— start of Extracted data —
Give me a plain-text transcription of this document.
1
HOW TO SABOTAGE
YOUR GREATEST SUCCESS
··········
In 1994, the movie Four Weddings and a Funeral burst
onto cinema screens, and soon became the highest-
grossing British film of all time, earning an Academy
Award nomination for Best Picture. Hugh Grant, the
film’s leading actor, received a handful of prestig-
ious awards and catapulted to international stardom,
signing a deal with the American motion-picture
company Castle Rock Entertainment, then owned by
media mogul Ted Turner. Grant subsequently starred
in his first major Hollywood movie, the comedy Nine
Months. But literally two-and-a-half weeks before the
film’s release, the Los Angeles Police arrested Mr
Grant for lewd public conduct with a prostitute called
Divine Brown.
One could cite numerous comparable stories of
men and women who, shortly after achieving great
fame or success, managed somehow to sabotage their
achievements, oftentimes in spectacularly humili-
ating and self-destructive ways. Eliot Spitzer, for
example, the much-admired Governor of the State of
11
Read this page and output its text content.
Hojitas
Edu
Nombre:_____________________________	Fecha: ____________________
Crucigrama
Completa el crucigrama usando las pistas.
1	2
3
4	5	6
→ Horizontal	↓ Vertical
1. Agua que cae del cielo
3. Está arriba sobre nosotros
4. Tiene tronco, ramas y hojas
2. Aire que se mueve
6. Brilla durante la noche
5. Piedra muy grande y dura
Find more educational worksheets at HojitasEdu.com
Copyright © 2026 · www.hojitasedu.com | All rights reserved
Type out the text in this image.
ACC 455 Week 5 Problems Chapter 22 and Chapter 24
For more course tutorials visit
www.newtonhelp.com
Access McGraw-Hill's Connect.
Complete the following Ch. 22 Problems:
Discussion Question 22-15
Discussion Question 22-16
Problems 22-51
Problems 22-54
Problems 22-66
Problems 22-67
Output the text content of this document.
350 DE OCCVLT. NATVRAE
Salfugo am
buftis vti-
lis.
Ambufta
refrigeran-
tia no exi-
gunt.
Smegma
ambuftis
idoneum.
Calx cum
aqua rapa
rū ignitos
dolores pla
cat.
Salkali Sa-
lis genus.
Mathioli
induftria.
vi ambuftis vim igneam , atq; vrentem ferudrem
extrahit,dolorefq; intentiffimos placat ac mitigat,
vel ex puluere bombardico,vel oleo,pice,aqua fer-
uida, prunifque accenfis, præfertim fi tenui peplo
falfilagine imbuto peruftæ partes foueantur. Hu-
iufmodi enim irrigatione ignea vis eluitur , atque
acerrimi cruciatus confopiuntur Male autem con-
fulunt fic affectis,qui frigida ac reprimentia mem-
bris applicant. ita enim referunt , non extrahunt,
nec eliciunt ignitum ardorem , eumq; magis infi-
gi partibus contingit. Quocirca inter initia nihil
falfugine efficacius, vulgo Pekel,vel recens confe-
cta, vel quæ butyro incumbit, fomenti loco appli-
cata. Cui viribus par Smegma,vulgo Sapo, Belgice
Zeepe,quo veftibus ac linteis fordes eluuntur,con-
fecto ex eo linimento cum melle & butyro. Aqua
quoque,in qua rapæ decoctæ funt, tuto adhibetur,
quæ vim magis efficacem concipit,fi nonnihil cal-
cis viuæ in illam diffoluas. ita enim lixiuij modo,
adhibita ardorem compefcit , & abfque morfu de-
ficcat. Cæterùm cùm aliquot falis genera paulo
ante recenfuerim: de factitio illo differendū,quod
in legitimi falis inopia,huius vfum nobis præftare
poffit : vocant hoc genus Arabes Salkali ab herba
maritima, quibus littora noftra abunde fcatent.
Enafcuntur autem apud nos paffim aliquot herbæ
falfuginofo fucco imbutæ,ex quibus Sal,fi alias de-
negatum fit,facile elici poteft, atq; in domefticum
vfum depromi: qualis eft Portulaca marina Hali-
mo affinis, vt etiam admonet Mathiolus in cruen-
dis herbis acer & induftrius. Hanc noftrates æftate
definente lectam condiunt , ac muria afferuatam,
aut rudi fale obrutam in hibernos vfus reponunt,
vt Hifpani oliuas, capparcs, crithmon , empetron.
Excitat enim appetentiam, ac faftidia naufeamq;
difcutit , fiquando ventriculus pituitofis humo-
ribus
— end of Extracted data —
Report the number of lines in the listing where the string "more" appears, and nothing besides.

2